→ YOUR TASK
Write out every single entry exactly.

→ DATA EXCERPTS
^^^^^^^^

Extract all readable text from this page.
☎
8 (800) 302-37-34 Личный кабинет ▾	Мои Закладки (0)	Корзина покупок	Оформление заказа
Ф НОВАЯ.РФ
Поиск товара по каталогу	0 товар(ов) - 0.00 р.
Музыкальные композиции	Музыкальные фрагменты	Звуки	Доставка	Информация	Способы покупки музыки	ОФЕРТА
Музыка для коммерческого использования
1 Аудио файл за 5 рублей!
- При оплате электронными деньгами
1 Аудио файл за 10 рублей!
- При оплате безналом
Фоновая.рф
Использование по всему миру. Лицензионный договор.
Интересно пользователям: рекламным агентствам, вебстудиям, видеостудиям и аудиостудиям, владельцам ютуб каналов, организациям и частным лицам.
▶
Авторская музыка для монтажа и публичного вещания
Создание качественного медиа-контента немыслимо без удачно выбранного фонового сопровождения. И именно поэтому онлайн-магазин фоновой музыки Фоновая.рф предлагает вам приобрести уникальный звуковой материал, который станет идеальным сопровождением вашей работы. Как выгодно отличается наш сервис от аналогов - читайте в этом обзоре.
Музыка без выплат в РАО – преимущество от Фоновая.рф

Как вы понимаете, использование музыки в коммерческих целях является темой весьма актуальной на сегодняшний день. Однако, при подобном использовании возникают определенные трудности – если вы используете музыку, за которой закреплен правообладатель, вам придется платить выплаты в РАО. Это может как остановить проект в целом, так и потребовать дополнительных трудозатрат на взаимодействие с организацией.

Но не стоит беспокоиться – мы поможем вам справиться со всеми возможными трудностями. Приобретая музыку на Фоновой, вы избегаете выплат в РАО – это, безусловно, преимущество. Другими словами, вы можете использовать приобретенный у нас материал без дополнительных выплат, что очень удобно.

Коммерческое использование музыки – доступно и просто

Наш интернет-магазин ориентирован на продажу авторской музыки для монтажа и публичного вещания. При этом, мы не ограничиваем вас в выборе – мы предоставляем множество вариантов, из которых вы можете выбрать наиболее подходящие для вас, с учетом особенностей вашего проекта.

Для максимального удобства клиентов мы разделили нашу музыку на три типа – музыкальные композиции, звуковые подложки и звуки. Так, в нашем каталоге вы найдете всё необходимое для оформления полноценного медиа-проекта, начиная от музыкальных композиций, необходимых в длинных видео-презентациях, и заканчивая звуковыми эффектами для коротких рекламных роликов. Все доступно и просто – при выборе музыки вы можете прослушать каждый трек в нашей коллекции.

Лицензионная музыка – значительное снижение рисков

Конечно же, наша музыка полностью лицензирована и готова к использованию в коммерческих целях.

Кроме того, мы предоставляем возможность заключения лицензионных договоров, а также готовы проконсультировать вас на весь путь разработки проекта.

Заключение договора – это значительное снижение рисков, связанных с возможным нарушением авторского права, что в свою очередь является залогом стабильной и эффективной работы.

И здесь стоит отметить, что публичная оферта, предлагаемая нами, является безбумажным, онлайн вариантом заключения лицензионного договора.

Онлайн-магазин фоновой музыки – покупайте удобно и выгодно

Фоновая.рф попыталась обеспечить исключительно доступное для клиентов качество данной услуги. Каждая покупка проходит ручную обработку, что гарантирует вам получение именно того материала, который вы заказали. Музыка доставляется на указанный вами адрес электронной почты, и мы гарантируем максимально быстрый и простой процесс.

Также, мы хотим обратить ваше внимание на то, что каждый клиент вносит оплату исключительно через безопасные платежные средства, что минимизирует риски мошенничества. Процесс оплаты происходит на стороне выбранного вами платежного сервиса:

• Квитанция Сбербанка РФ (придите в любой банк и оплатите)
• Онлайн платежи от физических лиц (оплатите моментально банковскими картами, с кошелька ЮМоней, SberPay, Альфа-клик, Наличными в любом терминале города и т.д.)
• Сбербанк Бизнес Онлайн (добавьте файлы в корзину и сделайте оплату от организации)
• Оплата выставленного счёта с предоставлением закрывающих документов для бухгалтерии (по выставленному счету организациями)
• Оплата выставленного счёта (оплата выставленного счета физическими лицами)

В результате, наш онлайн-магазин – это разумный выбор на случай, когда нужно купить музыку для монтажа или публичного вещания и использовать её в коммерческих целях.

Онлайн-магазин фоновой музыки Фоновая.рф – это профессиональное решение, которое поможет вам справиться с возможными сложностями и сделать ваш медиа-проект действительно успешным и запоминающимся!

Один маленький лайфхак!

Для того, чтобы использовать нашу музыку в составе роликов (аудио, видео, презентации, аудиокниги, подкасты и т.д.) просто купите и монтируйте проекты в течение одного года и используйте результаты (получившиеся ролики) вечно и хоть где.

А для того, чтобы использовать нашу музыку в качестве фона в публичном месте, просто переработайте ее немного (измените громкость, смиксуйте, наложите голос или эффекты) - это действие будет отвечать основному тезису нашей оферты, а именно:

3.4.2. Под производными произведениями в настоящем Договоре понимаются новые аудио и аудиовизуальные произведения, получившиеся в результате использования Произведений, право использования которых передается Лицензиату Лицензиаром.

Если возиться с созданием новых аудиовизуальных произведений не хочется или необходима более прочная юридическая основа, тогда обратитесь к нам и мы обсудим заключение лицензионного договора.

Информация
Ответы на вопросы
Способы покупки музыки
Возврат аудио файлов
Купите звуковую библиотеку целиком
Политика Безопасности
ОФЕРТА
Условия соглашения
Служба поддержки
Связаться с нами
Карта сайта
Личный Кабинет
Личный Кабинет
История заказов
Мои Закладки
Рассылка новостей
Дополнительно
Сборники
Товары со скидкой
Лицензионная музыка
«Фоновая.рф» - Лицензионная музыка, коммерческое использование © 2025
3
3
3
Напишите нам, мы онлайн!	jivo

^^^^^^^^

→ COMPLETE OUTPUT
Extract all readable text from this page.
☎
8 (800) 302-37-34 Личный кабинет ▾	Мои Закладки (0)	Корзина покупок	Оформление заказа
Ф НОВАЯ.РФ
Поиск товара по каталогу	0 товар(ов) - 0.00 р.
Музыкальные композиции	Музыкальные фрагменты	Звуки	Доставка	Информация	Способы покупки музыки	ОФЕРТА
Музыка для коммерческого использования
1 Аудио файл за 5 рублей!
- При оплате электронными деньгами
1 Аудио файл за 10 рублей!
- При оплате безналом
Фоновая.рф
Использование по всему миру. Лицензионный договор.
Интересно пользователям: рекламным агентствам, вебстудиям, видеостудиям и аудиостудиям, владельцам ютуб каналов, организациям и частным лицам.
▶
Авторская музыка для монтажа и публичного вещания
Создание качественного медиа-контента немыслимо без удачно выбранного фонового сопровождения. И именно поэтому онлайн-магазин фоновой музыки Фоновая.рф предлагает вам приобрести уникальный звуковой материал, который станет идеальным сопровождением вашей работы. Как выгодно отличается наш сервис от аналогов - читайте в этом обзоре.
Музыка без выплат в РАО – преимущество от Фоновая.рф

Как вы понимаете, использование музыки в коммерческих целях является темой весьма актуальной на сегодняшний день. Однако, при подобном использовании возникают определенные трудности – если вы используете музыку, за которой закреплен правообладатель, вам придется платить выплаты в РАО. Это может как остановить проект в целом, так и потребовать дополнительных трудозатрат на взаимодействие с организацией.

Но не стоит беспокоиться – мы поможем вам справиться со всеми возможными трудностями. Приобретая музыку на Фоновой, вы избегаете выплат в РАО – это, безусловно, преимущество. Другими словами, вы можете использовать приобретенный у нас материал без дополнительных выплат, что очень удобно.

Коммерческое использование музыки – доступно и просто

Наш интернет-магазин ориентирован на продажу авторской музыки для монтажа и публичного вещания. При этом, мы не ограничиваем вас в выборе – мы предоставляем множество вариантов, из которых вы можете выбрать наиболее подходящие для вас, с учетом особенностей вашего проекта.

Для максимального удобства клиентов мы разделили нашу музыку на три типа – музыкальные композиции, звуковые подложки и звуки. Так, в нашем каталоге вы найдете всё необходимое для оформления полноценного медиа-проекта, начиная от музыкальных композиций, необходимых в длинных видео-презентациях, и заканчивая звуковыми эффектами для коротких рекламных роликов. Все доступно и просто – при выборе музыки вы можете прослушать каждый трек в нашей коллекции.

Лицензионная музыка – значительное снижение рисков

Конечно же, наша музыка полностью лицензирована и готова к использованию в коммерческих целях.

Кроме того, мы предоставляем возможность заключения лицензионных договоров, а также готовы проконсультировать вас на весь путь разработки проекта.

Заключение договора – это значительное снижение рисков, связанных с возможным нарушением авторского права, что в свою очередь является залогом стабильной и эффективной работы.

И здесь стоит отметить, что публичная оферта, предлагаемая нами, является безбумажным, онлайн вариантом заключения лицензионного договора.

Онлайн-магазин фоновой музыки – покупайте удобно и выгодно

Фоновая.рф попыталась обеспечить исключительно доступное для клиентов качество данной услуги. Каждая покупка проходит ручную обработку, что гарантирует вам получение именно того материала, который вы заказали. Музыка доставляется на указанный вами адрес электронной почты, и мы гарантируем максимально быстрый и простой процесс.

Также, мы хотим обратить ваше внимание на то, что каждый клиент вносит оплату исключительно через безопасные платежные средства, что минимизирует риски мошенничества. Процесс оплаты происходит на стороне выбранного вами платежного сервиса:

• Квитанция Сбербанка РФ (придите в любой банк и оплатите)
• Онлайн платежи от физических лиц (оплатите моментально банковскими картами, с кошелька ЮМоней, SberPay, Альфа-клик, Наличными в любом терминале города и т.д.)
• Сбербанк Бизнес Онлайн (добавьте файлы в корзину и сделайте оплату от организации)
• Оплата выставленного счёта с предоставлением закрывающих документов для бухгалтерии (по выставленному счету организациями)
• Оплата выставленного счёта (оплата выставленного счета физическими лицами)

В результате, наш онлайн-магазин – это разумный выбор на случай, когда нужно купить музыку для монтажа или публичного вещания и использовать её в коммерческих целях.

Онлайн-магазин фоновой музыки Фоновая.рф – это профессиональное решение, которое поможет вам справиться с возможными сложностями и сделать ваш медиа-проект действительно успешным и запоминающимся!

Один маленький лайфхак!

Для того, чтобы использовать нашу музыку в составе роликов (аудио, видео, презентации, аудиокниги, подкасты и т.д.) просто купите и монтируйте проекты в течение одного года и используйте результаты (получившиеся ролики) вечно и хоть где.

А для того, чтобы использовать нашу музыку в качестве фона в публичном месте, просто переработайте ее немного (измените громкость, смиксуйте, наложите голос или эффекты) - это действие будет отвечать основному тезису нашей оферты, а именно:

3.4.2. Под производными произведениями в настоящем Договоре понимаются новые аудио и аудиовизуальные произведения, получившиеся в результате использования Произведений, право использования которых передается Лицензиату Лицензиаром.

Если возиться с созданием новых аудиовизуальных произведений не хочется или необходима более прочная юридическая основа, тогда обратитесь к нам и мы обсудим заключение лицензионного договора.

Информация
Ответы на вопросы
Способы покупки музыки
Возврат аудио файлов
Купите звуковую библиотеку целиком
Политика Безопасности
ОФЕРТА
Условия соглашения
Служба поддержки
Связаться с нами
Карта сайта
Личный Кабинет
Личный Кабинет
История заказов
Мои Закладки
Рассылка новостей
Дополнительно
Сборники
Товары со скидкой
Лицензионная музыка
«Фоновая.рф» - Лицензионная музыка, коммерческое использование © 2025
3
3
3
Напишите нам, мы онлайн!	jivo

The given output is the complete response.